### RECORD EXCERPTS
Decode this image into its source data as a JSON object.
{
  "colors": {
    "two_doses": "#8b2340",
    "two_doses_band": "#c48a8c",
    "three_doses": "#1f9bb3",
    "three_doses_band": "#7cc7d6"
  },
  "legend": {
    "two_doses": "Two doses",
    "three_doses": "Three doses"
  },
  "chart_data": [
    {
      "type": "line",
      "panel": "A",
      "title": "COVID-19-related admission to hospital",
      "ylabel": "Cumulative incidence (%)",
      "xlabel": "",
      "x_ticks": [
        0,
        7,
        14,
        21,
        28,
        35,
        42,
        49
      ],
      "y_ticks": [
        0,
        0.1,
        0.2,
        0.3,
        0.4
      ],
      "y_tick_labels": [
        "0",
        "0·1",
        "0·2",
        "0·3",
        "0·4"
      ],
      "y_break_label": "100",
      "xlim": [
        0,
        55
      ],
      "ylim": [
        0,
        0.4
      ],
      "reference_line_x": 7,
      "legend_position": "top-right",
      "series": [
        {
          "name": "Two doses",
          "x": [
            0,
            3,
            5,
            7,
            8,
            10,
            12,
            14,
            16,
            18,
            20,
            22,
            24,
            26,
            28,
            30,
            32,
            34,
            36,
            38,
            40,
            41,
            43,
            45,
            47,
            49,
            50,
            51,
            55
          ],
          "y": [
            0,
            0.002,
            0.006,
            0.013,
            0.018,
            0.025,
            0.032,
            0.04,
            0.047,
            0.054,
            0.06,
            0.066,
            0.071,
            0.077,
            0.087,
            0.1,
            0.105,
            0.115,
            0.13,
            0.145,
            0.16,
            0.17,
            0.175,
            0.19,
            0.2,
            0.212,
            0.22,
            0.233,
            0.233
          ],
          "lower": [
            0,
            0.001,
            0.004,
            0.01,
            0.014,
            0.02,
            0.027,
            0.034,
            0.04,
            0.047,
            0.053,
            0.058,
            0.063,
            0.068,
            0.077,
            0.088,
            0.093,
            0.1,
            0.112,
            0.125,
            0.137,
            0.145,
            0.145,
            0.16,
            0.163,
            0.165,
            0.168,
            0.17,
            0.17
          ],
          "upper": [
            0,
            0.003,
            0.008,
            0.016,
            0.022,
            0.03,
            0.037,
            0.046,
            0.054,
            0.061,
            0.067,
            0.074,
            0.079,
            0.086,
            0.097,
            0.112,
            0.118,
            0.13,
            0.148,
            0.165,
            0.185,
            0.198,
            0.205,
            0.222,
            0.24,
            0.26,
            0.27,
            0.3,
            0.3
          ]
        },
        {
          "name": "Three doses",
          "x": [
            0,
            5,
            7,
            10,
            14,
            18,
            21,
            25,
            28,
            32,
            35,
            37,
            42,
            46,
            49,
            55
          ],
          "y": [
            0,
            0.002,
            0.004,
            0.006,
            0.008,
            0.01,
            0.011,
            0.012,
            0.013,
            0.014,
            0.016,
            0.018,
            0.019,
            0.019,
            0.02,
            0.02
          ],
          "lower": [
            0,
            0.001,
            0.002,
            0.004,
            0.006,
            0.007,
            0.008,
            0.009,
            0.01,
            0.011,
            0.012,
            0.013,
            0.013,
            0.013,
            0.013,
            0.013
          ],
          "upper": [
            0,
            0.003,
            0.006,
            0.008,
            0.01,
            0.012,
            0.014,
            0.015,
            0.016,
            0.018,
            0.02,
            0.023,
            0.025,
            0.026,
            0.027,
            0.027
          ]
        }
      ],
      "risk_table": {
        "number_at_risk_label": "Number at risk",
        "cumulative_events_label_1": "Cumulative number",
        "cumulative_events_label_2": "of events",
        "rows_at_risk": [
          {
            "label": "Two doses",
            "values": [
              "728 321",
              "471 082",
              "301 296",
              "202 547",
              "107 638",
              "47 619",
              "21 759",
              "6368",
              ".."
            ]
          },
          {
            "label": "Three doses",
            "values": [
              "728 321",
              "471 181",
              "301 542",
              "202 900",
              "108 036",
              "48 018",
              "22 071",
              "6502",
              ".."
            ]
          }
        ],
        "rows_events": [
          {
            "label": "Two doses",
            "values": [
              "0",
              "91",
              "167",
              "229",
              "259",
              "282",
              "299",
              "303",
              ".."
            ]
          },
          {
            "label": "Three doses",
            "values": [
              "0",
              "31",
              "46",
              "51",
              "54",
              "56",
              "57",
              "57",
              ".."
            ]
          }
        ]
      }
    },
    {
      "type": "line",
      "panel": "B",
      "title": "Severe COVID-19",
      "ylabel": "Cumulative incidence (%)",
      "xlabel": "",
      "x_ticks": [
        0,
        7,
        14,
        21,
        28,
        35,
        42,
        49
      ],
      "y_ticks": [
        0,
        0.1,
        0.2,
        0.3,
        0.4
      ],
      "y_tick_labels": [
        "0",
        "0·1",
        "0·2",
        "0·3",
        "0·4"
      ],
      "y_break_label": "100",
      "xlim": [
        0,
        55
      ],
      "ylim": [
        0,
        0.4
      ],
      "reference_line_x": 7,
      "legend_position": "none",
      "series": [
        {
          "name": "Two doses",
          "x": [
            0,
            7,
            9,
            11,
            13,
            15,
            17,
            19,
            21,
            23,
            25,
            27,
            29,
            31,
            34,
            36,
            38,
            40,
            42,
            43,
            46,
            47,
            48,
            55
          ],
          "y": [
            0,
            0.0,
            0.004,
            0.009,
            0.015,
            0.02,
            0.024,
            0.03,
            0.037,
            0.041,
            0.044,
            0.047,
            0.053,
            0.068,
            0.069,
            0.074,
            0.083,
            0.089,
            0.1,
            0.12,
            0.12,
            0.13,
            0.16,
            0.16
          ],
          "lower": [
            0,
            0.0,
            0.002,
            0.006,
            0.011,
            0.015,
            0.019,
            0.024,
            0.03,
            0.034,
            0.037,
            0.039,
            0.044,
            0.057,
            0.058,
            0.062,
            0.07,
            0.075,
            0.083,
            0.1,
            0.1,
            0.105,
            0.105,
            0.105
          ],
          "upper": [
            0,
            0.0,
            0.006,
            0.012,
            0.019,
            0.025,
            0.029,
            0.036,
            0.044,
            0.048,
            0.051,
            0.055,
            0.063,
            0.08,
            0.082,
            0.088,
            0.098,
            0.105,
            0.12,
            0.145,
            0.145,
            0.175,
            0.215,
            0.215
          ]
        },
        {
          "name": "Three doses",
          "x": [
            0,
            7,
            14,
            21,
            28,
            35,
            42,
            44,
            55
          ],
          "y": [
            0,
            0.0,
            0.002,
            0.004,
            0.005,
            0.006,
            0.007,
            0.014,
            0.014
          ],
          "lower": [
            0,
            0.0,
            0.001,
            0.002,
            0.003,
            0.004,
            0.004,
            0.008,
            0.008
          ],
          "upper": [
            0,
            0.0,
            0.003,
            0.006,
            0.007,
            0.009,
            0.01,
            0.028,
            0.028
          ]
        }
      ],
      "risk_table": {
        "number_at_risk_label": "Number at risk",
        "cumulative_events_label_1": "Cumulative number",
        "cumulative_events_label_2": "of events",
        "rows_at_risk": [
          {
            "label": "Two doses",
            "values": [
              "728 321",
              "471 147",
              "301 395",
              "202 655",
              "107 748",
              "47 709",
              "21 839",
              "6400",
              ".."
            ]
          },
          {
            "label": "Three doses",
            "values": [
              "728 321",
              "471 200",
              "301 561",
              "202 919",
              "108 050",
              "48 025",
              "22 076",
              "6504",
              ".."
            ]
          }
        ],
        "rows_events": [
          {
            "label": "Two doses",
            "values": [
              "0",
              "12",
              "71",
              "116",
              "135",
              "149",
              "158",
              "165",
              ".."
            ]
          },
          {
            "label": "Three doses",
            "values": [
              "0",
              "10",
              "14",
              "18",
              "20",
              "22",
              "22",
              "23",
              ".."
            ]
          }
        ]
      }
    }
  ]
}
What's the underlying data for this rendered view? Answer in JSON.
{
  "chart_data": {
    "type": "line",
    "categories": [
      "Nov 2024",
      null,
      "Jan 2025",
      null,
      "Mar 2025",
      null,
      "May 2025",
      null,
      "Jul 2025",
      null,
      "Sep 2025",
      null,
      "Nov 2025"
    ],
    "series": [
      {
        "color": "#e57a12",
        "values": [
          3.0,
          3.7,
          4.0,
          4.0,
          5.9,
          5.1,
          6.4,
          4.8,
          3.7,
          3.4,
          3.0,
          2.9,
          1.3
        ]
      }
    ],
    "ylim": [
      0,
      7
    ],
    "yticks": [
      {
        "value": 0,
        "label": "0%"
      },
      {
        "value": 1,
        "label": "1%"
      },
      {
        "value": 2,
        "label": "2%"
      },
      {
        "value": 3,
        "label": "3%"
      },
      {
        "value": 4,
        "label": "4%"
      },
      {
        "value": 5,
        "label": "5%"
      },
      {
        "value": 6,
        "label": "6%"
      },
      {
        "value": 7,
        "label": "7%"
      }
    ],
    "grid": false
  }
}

### JOB
Scan the data above; copy every line where "COVID" appears.

### TASK RESULT
      "title": "COVID-19-related admission to hospital",
      "title": "Severe COVID-19",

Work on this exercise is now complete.